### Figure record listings
###
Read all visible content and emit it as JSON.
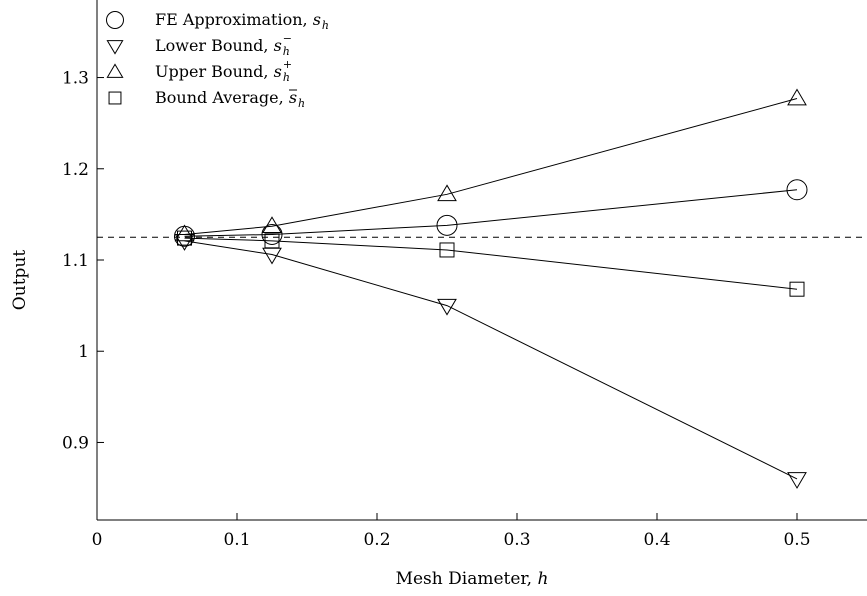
{
  "chart_data": {
    "type": "line",
    "xlabel": "Mesh Diameter, ",
    "xlabel_symbol": "h",
    "ylabel": "Output",
    "xlim": [
      0,
      0.55
    ],
    "ylim": [
      0.815,
      1.385
    ],
    "x_ticks": [
      0,
      0.1,
      0.2,
      0.3,
      0.4,
      0.5
    ],
    "x_tick_labels": [
      "0",
      "0.1",
      "0.2",
      "0.3",
      "0.4",
      "0.5"
    ],
    "y_ticks": [
      0.9,
      1.0,
      1.1,
      1.2,
      1.3
    ],
    "y_tick_labels": [
      "0.9",
      "1",
      "1.1",
      "1.2",
      "1.3"
    ],
    "grid": false,
    "legend_position": "top-left",
    "reference_line": {
      "y": 1.125,
      "style": "dashed"
    },
    "x": [
      0.0625,
      0.125,
      0.25,
      0.5
    ],
    "series": [
      {
        "key": "fe",
        "label": "FE Approximation, ",
        "symbol": "s",
        "sub": "h",
        "sup": "",
        "bar": false,
        "marker": "circle",
        "values": [
          1.126,
          1.128,
          1.138,
          1.177
        ]
      },
      {
        "key": "lower",
        "label": "Lower Bound, ",
        "symbol": "s",
        "sub": "h",
        "sup": "−",
        "bar": false,
        "marker": "triangle-down",
        "values": [
          1.121,
          1.106,
          1.05,
          0.86
        ]
      },
      {
        "key": "upper",
        "label": "Upper Bound, ",
        "symbol": "s",
        "sub": "h",
        "sup": "+",
        "bar": false,
        "marker": "triangle-up",
        "values": [
          1.128,
          1.137,
          1.172,
          1.277
        ]
      },
      {
        "key": "avg",
        "label": "Bound Average, ",
        "symbol": "s",
        "sub": "h",
        "sup": "",
        "bar": true,
        "marker": "square",
        "values": [
          1.124,
          1.121,
          1.111,
          1.068
        ]
      }
    ]
  }
}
###
### Aim of the task
Scan the lines above for "triangle", then copy every one that has it.

### Exercise output
        "marker": "triangle-down",
        "marker": "triangle-up",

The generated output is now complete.